Extract every line below, verbatim.

>>

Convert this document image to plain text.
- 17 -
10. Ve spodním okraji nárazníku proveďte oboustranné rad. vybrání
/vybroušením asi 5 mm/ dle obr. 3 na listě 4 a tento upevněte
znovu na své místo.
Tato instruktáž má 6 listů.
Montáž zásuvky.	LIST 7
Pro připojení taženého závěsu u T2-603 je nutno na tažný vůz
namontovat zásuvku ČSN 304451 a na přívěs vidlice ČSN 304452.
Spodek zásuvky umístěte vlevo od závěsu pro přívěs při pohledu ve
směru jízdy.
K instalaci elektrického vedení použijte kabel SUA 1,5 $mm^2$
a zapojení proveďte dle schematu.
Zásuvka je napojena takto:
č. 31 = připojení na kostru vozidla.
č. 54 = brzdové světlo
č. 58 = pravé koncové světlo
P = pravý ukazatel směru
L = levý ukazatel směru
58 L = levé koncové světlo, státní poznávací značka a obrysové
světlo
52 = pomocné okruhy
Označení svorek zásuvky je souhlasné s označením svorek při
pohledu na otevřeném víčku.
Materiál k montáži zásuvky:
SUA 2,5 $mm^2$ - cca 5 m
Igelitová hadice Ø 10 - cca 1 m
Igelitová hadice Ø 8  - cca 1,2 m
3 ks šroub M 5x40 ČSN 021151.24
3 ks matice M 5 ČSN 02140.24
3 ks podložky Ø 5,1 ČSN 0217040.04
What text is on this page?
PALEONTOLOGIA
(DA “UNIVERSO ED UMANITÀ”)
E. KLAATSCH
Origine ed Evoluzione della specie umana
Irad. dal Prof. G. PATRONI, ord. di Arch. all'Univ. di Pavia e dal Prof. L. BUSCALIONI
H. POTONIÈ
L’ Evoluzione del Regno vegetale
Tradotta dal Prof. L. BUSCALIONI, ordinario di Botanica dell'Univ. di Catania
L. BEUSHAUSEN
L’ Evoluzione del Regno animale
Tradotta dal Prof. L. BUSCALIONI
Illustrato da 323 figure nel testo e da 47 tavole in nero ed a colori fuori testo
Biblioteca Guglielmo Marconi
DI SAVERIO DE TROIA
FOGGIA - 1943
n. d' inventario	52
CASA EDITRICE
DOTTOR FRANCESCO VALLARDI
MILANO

<<

FINISHED ANSWER:
Convert this document image to plain text.
- 17 -
10. Ve spodním okraji nárazníku proveďte oboustranné rad. vybrání
/vybroušením asi 5 mm/ dle obr. 3 na listě 4 a tento upevněte
znovu na své místo.
Tato instruktáž má 6 listů.
Montáž zásuvky.	LIST 7
Pro připojení taženého závěsu u T2-603 je nutno na tažný vůz
namontovat zásuvku ČSN 304451 a na přívěs vidlice ČSN 304452.
Spodek zásuvky umístěte vlevo od závěsu pro přívěs při pohledu ve
směru jízdy.
K instalaci elektrického vedení použijte kabel SUA 1,5 $mm^2$
a zapojení proveďte dle schematu.
Zásuvka je napojena takto:
č. 31 = připojení na kostru vozidla.
č. 54 = brzdové světlo
č. 58 = pravé koncové světlo
P = pravý ukazatel směru
L = levý ukazatel směru
58 L = levé koncové světlo, státní poznávací značka a obrysové
světlo
52 = pomocné okruhy
Označení svorek zásuvky je souhlasné s označením svorek při
pohledu na otevřeném víčku.
Materiál k montáži zásuvky:
SUA 2,5 $mm^2$ - cca 5 m
Igelitová hadice Ø 10 - cca 1 m
Igelitová hadice Ø 8  - cca 1,2 m
3 ks šroub M 5x40 ČSN 021151.24
3 ks matice M 5 ČSN 02140.24
3 ks podložky Ø 5,1 ČSN 0217040.04
What text is on this page?
PALEONTOLOGIA
(DA “UNIVERSO ED UMANITÀ”)
E. KLAATSCH
Origine ed Evoluzione della specie umana
Irad. dal Prof. G. PATRONI, ord. di Arch. all'Univ. di Pavia e dal Prof. L. BUSCALIONI
H. POTONIÈ
L’ Evoluzione del Regno vegetale
Tradotta dal Prof. L. BUSCALIONI, ordinario di Botanica dell'Univ. di Catania
L. BEUSHAUSEN
L’ Evoluzione del Regno animale
Tradotta dal Prof. L. BUSCALIONI
Illustrato da 323 figure nel testo e da 47 tavole in nero ed a colori fuori testo
Biblioteca Guglielmo Marconi
DI SAVERIO DE TROIA
FOGGIA - 1943
n. d' inventario	52
CASA EDITRICE
DOTTOR FRANCESCO VALLARDI
MILANO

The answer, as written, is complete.